== DATA PROVIDED

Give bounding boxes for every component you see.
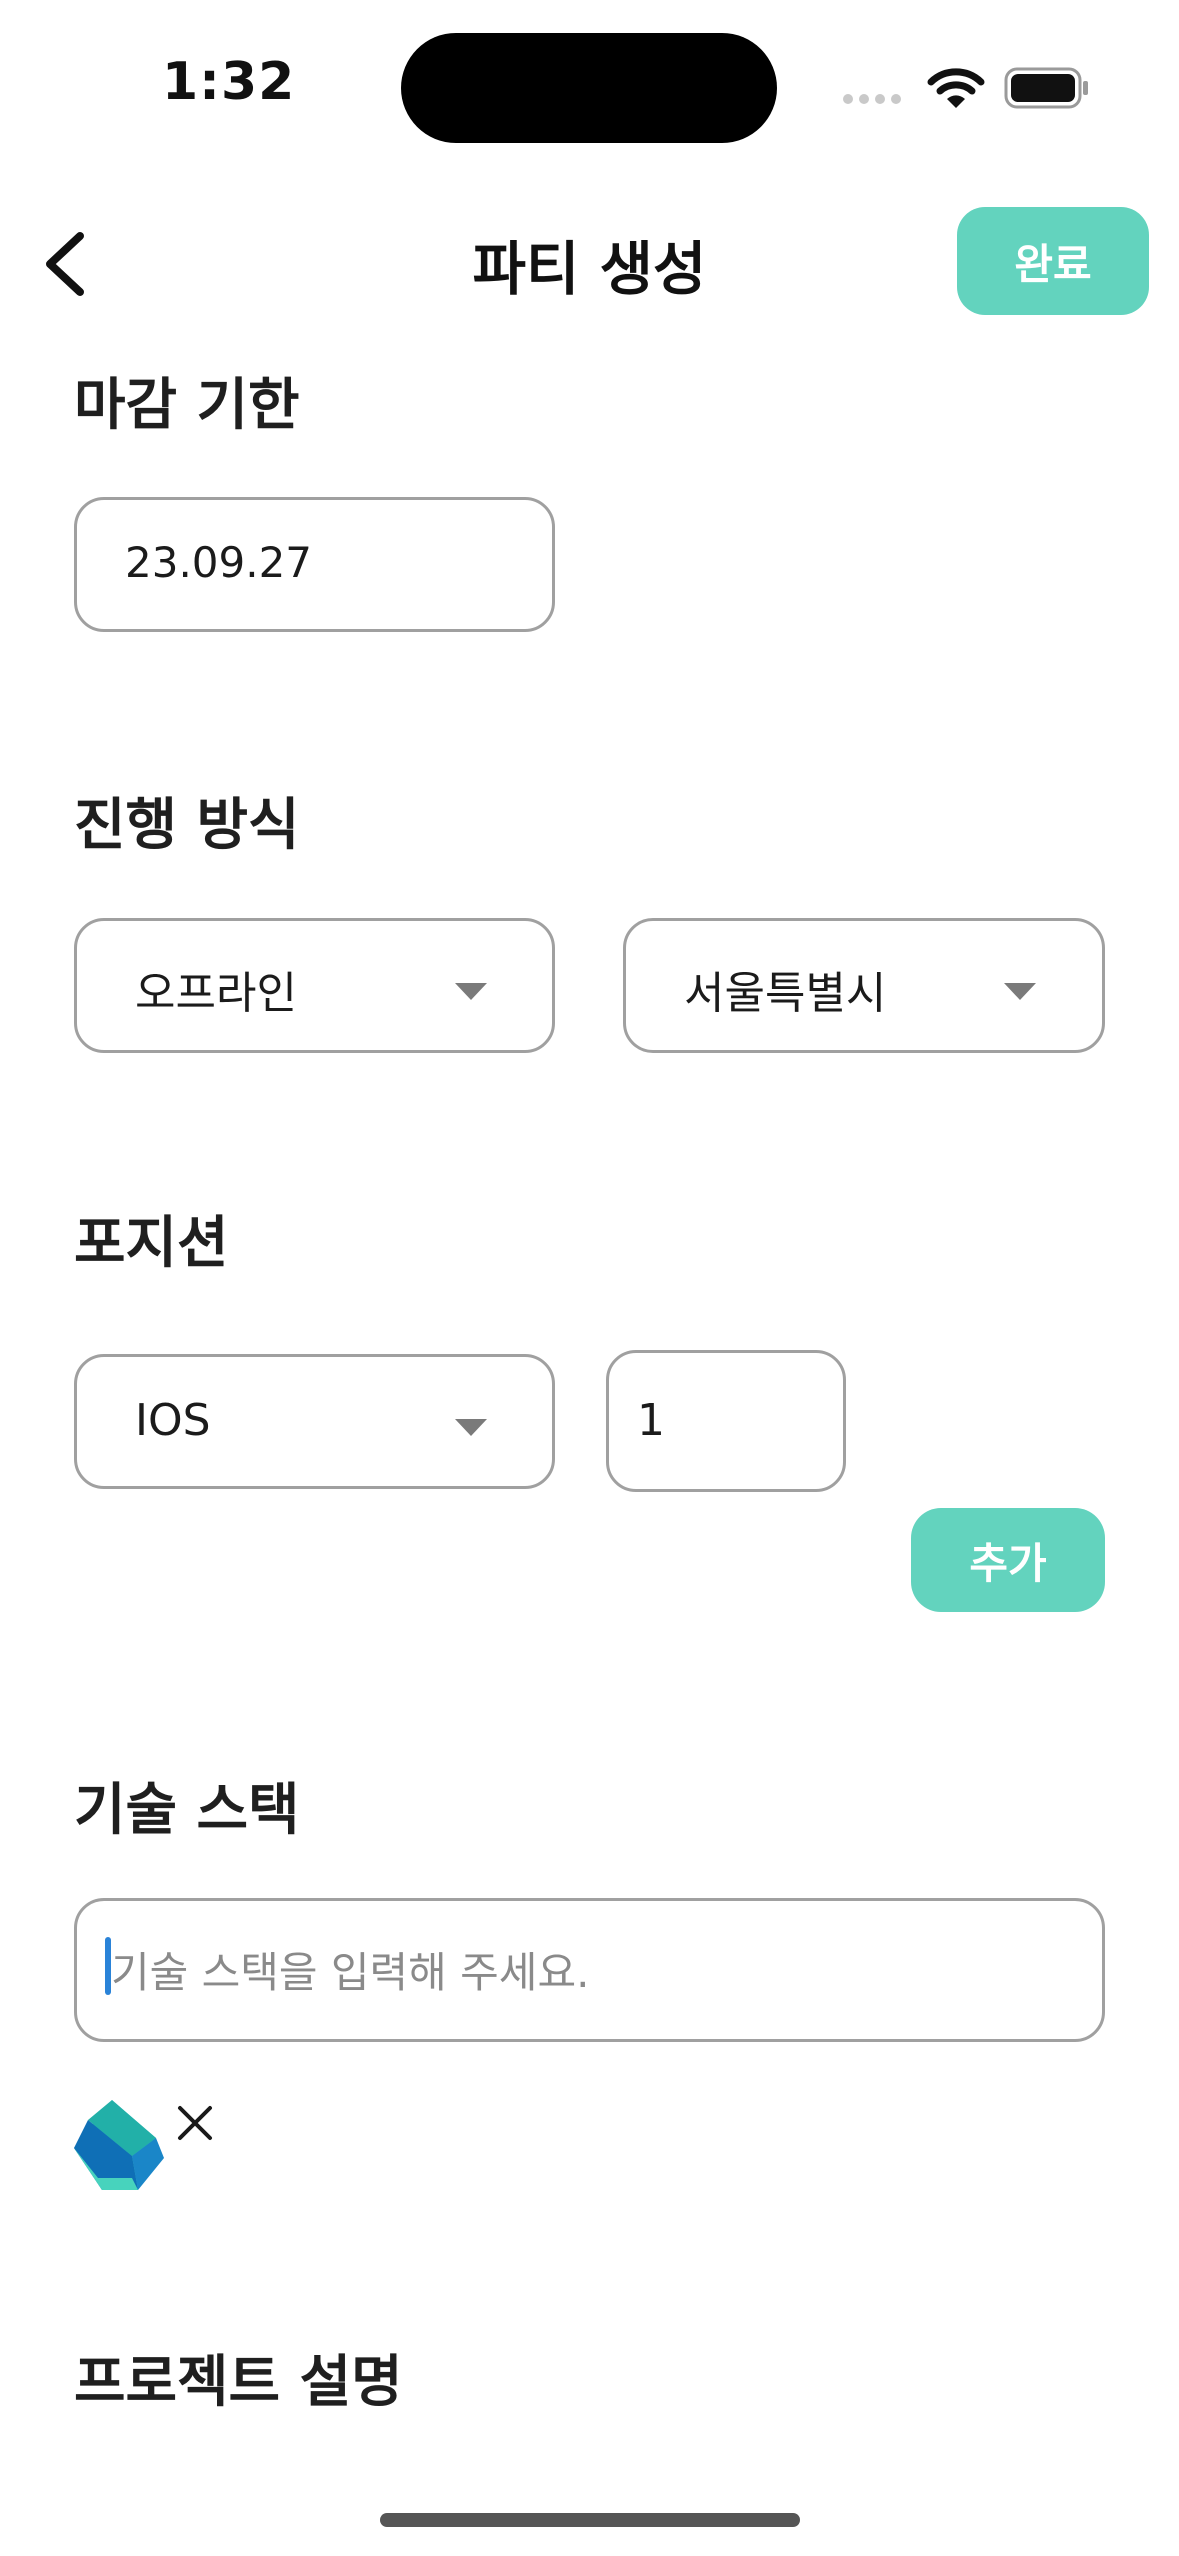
chevron-down-icon: [1004, 983, 1036, 1000]
position-role-value: IOS: [135, 1395, 211, 1446]
tech-stack-chip: [72, 2098, 172, 2194]
status-time: 1:32: [162, 52, 296, 112]
project-description-section-title: 프로젝트 설명: [74, 2350, 403, 2415]
deadline-date-field[interactable]: 23.09.27: [74, 497, 555, 632]
tech-stack-section-title: 기술 스택: [74, 1778, 300, 1843]
back-button[interactable]: [38, 224, 102, 304]
position-count-field[interactable]: 1: [606, 1350, 846, 1492]
chevron-left-icon: [46, 232, 84, 296]
chevron-down-icon: [455, 983, 487, 1000]
tech-stack-input[interactable]: 기술 스택을 입력해 주세요.: [74, 1898, 1105, 2042]
add-position-button[interactable]: 추가: [911, 1508, 1105, 1612]
position-section-title: 포지션: [74, 1211, 229, 1276]
region-dropdown[interactable]: 서울특별시: [623, 918, 1105, 1053]
position-count-value: 1: [637, 1395, 665, 1446]
home-indicator[interactable]: [380, 2513, 800, 2527]
dynamic-island: [401, 33, 777, 143]
region-selected-value: 서울특별시: [684, 968, 887, 1019]
cellular-dots-icon: [843, 94, 901, 104]
method-section-title: 진행 방식: [74, 793, 300, 858]
position-role-dropdown[interactable]: IOS: [74, 1354, 555, 1489]
remove-chip-button[interactable]: [170, 2098, 220, 2148]
mode-selected-value: 오프라인: [135, 968, 297, 1019]
mode-dropdown[interactable]: 오프라인: [74, 918, 555, 1053]
chevron-down-icon: [455, 1419, 487, 1436]
battery-icon: [1004, 67, 1088, 109]
dart-logo-icon: [74, 2100, 164, 2190]
deadline-date-value: 23.09.27: [125, 538, 313, 587]
deadline-section-title: 마감 기한: [74, 373, 300, 438]
tech-stack-placeholder: 기술 스택을 입력해 주세요.: [111, 1948, 590, 1997]
close-icon: [178, 2106, 212, 2140]
done-button[interactable]: 완료: [957, 207, 1149, 315]
wifi-icon: [927, 68, 985, 108]
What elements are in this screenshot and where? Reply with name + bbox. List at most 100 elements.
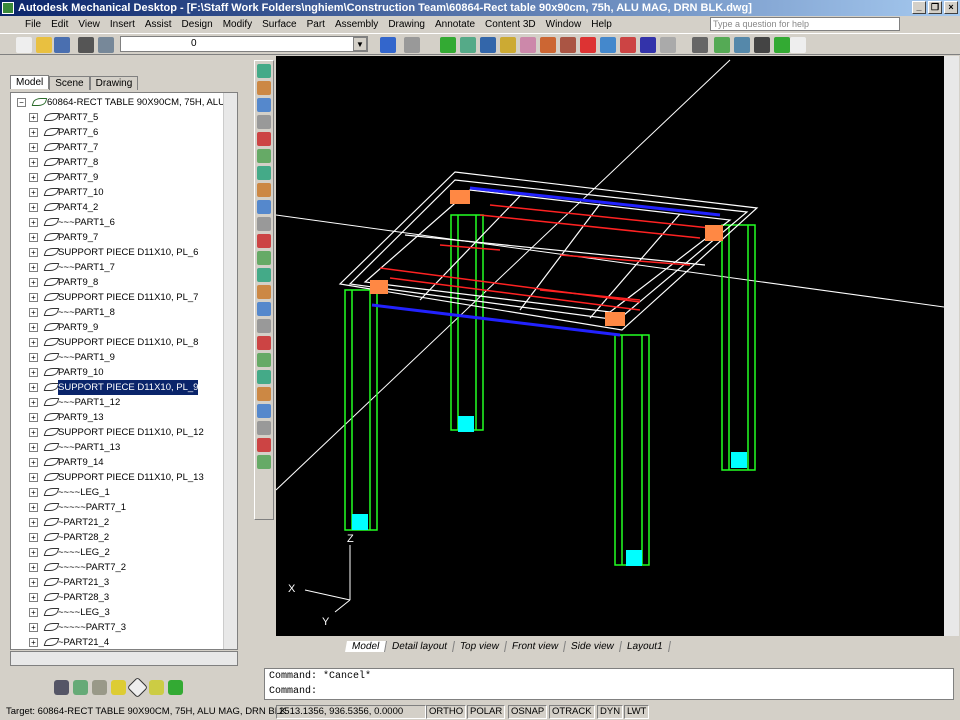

====

* PROBLEM STATEMENT *
Can you echo the data above line for line, with no changes, but leave out the pictures?

* RESULT FOR THIS EXERCISE *
Give bounding boxes for every component you see.
chevron-down-icon: [1004, 983, 1036, 1000]
position-role-value: IOS: [135, 1395, 211, 1446]
tech-stack-chip: [72, 2098, 172, 2194]
status-time: 1:32: [162, 52, 296, 112]
project-description-section-title: 프로젝트 설명: [74, 2350, 403, 2415]
deadline-date-field[interactable]: 23.09.27: [74, 497, 555, 632]
tech-stack-section-title: 기술 스택: [74, 1778, 300, 1843]
back-button[interactable]: [38, 224, 102, 304]
position-count-field[interactable]: 1: [606, 1350, 846, 1492]
chevron-left-icon: [46, 232, 84, 296]
chevron-down-icon: [455, 983, 487, 1000]
tech-stack-input[interactable]: 기술 스택을 입력해 주세요.: [74, 1898, 1105, 2042]
add-position-button[interactable]: 추가: [911, 1508, 1105, 1612]
position-section-title: 포지션: [74, 1211, 229, 1276]
region-dropdown[interactable]: 서울특별시: [623, 918, 1105, 1053]
position-count-value: 1: [637, 1395, 665, 1446]
home-indicator[interactable]: [380, 2513, 800, 2527]
dynamic-island: [401, 33, 777, 143]
region-selected-value: 서울특별시: [684, 968, 887, 1019]
cellular-dots-icon: [843, 94, 901, 104]
method-section-title: 진행 방식: [74, 793, 300, 858]
position-role-dropdown[interactable]: IOS: [74, 1354, 555, 1489]
remove-chip-button[interactable]: [170, 2098, 220, 2148]
mode-selected-value: 오프라인: [135, 968, 297, 1019]
mode-dropdown[interactable]: 오프라인: [74, 918, 555, 1053]
chevron-down-icon: [455, 1419, 487, 1436]
battery-icon: [1004, 67, 1088, 109]
dart-logo-icon: [74, 2100, 164, 2190]
deadline-date-value: 23.09.27: [125, 538, 313, 587]
deadline-section-title: 마감 기한: [74, 373, 300, 438]
tech-stack-placeholder: 기술 스택을 입력해 주세요.: [111, 1948, 590, 1997]
close-icon: [178, 2106, 212, 2140]
done-button[interactable]: 완료: [957, 207, 1149, 315]
wifi-icon: [927, 68, 985, 108]
What elements are in this screenshot and where? Reply with name + bbox. List at most 100 elements.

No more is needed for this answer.